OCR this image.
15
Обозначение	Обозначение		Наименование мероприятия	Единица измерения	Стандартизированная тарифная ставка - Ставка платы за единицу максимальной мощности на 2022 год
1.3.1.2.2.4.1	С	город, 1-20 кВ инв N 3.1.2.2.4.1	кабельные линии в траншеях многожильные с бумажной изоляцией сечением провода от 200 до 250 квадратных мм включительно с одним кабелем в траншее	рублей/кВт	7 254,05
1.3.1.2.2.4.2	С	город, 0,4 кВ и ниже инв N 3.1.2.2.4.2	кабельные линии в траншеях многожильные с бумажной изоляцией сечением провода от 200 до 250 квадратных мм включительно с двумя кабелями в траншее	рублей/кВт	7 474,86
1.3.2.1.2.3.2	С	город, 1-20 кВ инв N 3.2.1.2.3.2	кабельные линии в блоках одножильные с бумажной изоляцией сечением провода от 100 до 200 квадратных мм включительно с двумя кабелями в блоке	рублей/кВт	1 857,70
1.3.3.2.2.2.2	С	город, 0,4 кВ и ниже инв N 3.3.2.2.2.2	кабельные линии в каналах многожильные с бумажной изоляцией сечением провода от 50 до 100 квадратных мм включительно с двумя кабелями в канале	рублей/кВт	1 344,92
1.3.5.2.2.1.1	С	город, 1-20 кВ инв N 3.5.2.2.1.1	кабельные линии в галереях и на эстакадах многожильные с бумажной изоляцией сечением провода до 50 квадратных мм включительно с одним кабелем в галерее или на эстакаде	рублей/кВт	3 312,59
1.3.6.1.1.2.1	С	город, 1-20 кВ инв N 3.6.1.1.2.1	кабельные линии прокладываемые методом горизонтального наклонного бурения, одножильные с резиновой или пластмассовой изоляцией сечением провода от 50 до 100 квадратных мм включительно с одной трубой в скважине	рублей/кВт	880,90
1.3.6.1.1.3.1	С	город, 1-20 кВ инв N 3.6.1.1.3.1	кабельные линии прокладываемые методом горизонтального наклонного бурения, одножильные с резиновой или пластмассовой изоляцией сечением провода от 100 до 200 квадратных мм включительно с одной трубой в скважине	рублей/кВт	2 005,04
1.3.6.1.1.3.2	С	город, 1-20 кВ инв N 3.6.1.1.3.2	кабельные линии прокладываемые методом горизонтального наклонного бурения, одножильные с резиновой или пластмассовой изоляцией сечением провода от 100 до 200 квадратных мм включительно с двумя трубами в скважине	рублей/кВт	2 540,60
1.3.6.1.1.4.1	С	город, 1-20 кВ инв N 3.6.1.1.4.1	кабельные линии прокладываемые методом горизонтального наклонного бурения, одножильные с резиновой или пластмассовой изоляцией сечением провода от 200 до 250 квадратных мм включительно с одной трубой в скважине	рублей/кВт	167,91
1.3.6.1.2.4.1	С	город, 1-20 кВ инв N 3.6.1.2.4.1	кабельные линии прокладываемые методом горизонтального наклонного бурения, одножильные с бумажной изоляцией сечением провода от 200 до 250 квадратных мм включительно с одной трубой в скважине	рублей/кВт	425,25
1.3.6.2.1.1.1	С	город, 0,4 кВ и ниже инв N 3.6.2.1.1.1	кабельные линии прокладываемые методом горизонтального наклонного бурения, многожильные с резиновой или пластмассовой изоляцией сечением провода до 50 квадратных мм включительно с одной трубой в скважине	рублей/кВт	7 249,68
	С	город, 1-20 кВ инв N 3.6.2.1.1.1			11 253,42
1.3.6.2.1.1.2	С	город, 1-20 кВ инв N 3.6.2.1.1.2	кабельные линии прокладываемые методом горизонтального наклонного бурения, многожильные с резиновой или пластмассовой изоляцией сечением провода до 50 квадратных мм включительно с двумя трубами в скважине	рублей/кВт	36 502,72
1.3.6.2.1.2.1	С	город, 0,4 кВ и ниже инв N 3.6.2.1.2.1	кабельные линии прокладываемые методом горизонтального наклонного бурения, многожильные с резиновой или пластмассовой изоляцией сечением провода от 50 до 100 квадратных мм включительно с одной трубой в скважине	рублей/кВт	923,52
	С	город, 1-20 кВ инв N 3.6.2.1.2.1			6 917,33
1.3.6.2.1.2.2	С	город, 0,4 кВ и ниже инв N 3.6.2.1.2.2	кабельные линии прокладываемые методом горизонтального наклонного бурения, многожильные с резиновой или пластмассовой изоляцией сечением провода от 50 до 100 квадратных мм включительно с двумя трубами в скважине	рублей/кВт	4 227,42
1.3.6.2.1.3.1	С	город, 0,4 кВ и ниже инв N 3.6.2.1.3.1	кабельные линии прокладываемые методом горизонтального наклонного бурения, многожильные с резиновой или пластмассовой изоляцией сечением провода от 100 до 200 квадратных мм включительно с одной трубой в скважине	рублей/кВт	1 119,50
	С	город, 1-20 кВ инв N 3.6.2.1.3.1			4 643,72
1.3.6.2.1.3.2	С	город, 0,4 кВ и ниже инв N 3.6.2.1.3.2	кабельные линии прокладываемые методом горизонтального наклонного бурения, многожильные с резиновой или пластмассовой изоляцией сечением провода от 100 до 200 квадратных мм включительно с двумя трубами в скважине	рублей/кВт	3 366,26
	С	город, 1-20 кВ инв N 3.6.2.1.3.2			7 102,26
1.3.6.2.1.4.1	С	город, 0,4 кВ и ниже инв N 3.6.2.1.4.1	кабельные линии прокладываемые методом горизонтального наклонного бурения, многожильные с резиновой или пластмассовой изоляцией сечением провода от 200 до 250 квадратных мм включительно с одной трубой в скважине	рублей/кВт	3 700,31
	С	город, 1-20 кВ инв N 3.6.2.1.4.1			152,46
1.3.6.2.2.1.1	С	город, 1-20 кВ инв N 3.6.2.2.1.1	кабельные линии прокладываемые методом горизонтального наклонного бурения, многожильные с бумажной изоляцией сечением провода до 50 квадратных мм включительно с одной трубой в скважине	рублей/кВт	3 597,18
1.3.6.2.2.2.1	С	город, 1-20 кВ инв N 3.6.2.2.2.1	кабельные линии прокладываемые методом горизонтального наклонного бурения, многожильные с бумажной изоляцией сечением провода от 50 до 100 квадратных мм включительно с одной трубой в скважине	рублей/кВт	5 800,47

▬▬▬▬▬▬▬▬▬▬

Transcribe each record exactly. Leave nothing out.

* _Task result_:
OCR this image.
15
Обозначение	Обозначение		Наименование мероприятия	Единица измерения	Стандартизированная тарифная ставка - Ставка платы за единицу максимальной мощности на 2022 год
1.3.1.2.2.4.1	С	город, 1-20 кВ инв N 3.1.2.2.4.1	кабельные линии в траншеях многожильные с бумажной изоляцией сечением провода от 200 до 250 квадратных мм включительно с одним кабелем в траншее	рублей/кВт	7 254,05
1.3.1.2.2.4.2	С	город, 0,4 кВ и ниже инв N 3.1.2.2.4.2	кабельные линии в траншеях многожильные с бумажной изоляцией сечением провода от 200 до 250 квадратных мм включительно с двумя кабелями в траншее	рублей/кВт	7 474,86
1.3.2.1.2.3.2	С	город, 1-20 кВ инв N 3.2.1.2.3.2	кабельные линии в блоках одножильные с бумажной изоляцией сечением провода от 100 до 200 квадратных мм включительно с двумя кабелями в блоке	рублей/кВт	1 857,70
1.3.3.2.2.2.2	С	город, 0,4 кВ и ниже инв N 3.3.2.2.2.2	кабельные линии в каналах многожильные с бумажной изоляцией сечением провода от 50 до 100 квадратных мм включительно с двумя кабелями в канале	рублей/кВт	1 344,92
1.3.5.2.2.1.1	С	город, 1-20 кВ инв N 3.5.2.2.1.1	кабельные линии в галереях и на эстакадах многожильные с бумажной изоляцией сечением провода до 50 квадратных мм включительно с одним кабелем в галерее или на эстакаде	рублей/кВт	3 312,59
1.3.6.1.1.2.1	С	город, 1-20 кВ инв N 3.6.1.1.2.1	кабельные линии прокладываемые методом горизонтального наклонного бурения, одножильные с резиновой или пластмассовой изоляцией сечением провода от 50 до 100 квадратных мм включительно с одной трубой в скважине	рублей/кВт	880,90
1.3.6.1.1.3.1	С	город, 1-20 кВ инв N 3.6.1.1.3.1	кабельные линии прокладываемые методом горизонтального наклонного бурения, одножильные с резиновой или пластмассовой изоляцией сечением провода от 100 до 200 квадратных мм включительно с одной трубой в скважине	рублей/кВт	2 005,04
1.3.6.1.1.3.2	С	город, 1-20 кВ инв N 3.6.1.1.3.2	кабельные линии прокладываемые методом горизонтального наклонного бурения, одножильные с резиновой или пластмассовой изоляцией сечением провода от 100 до 200 квадратных мм включительно с двумя трубами в скважине	рублей/кВт	2 540,60
1.3.6.1.1.4.1	С	город, 1-20 кВ инв N 3.6.1.1.4.1	кабельные линии прокладываемые методом горизонтального наклонного бурения, одножильные с резиновой или пластмассовой изоляцией сечением провода от 200 до 250 квадратных мм включительно с одной трубой в скважине	рублей/кВт	167,91
1.3.6.1.2.4.1	С	город, 1-20 кВ инв N 3.6.1.2.4.1	кабельные линии прокладываемые методом горизонтального наклонного бурения, одножильные с бумажной изоляцией сечением провода от 200 до 250 квадратных мм включительно с одной трубой в скважине	рублей/кВт	425,25
1.3.6.2.1.1.1	С	город, 0,4 кВ и ниже инв N 3.6.2.1.1.1	кабельные линии прокладываемые методом горизонтального наклонного бурения, многожильные с резиновой или пластмассовой изоляцией сечением провода до 50 квадратных мм включительно с одной трубой в скважине	рублей/кВт	7 249,68
	С	город, 1-20 кВ инв N 3.6.2.1.1.1			11 253,42
1.3.6.2.1.1.2	С	город, 1-20 кВ инв N 3.6.2.1.1.2	кабельные линии прокладываемые методом горизонтального наклонного бурения, многожильные с резиновой или пластмассовой изоляцией сечением провода до 50 квадратных мм включительно с двумя трубами в скважине	рублей/кВт	36 502,72
1.3.6.2.1.2.1	С	город, 0,4 кВ и ниже инв N 3.6.2.1.2.1	кабельные линии прокладываемые методом горизонтального наклонного бурения, многожильные с резиновой или пластмассовой изоляцией сечением провода от 50 до 100 квадратных мм включительно с одной трубой в скважине	рублей/кВт	923,52
	С	город, 1-20 кВ инв N 3.6.2.1.2.1			6 917,33
1.3.6.2.1.2.2	С	город, 0,4 кВ и ниже инв N 3.6.2.1.2.2	кабельные линии прокладываемые методом горизонтального наклонного бурения, многожильные с резиновой или пластмассовой изоляцией сечением провода от 50 до 100 квадратных мм включительно с двумя трубами в скважине	рублей/кВт	4 227,42
1.3.6.2.1.3.1	С	город, 0,4 кВ и ниже инв N 3.6.2.1.3.1	кабельные линии прокладываемые методом горизонтального наклонного бурения, многожильные с резиновой или пластмассовой изоляцией сечением провода от 100 до 200 квадратных мм включительно с одной трубой в скважине	рублей/кВт	1 119,50
	С	город, 1-20 кВ инв N 3.6.2.1.3.1			4 643,72
1.3.6.2.1.3.2	С	город, 0,4 кВ и ниже инв N 3.6.2.1.3.2	кабельные линии прокладываемые методом горизонтального наклонного бурения, многожильные с резиновой или пластмассовой изоляцией сечением провода от 100 до 200 квадратных мм включительно с двумя трубами в скважине	рублей/кВт	3 366,26
	С	город, 1-20 кВ инв N 3.6.2.1.3.2			7 102,26
1.3.6.2.1.4.1	С	город, 0,4 кВ и ниже инв N 3.6.2.1.4.1	кабельные линии прокладываемые методом горизонтального наклонного бурения, многожильные с резиновой или пластмассовой изоляцией сечением провода от 200 до 250 квадратных мм включительно с одной трубой в скважине	рублей/кВт	3 700,31
	С	город, 1-20 кВ инв N 3.6.2.1.4.1			152,46
1.3.6.2.2.1.1	С	город, 1-20 кВ инв N 3.6.2.2.1.1	кабельные линии прокладываемые методом горизонтального наклонного бурения, многожильные с бумажной изоляцией сечением провода до 50 квадратных мм включительно с одной трубой в скважине	рублей/кВт	3 597,18
1.3.6.2.2.2.1	С	город, 1-20 кВ инв N 3.6.2.2.2.1	кабельные линии прокладываемые методом горизонтального наклонного бурения, многожильные с бумажной изоляцией сечением провода от 50 до 100 квадратных мм включительно с одной трубой в скважине	рублей/кВт	5 800,47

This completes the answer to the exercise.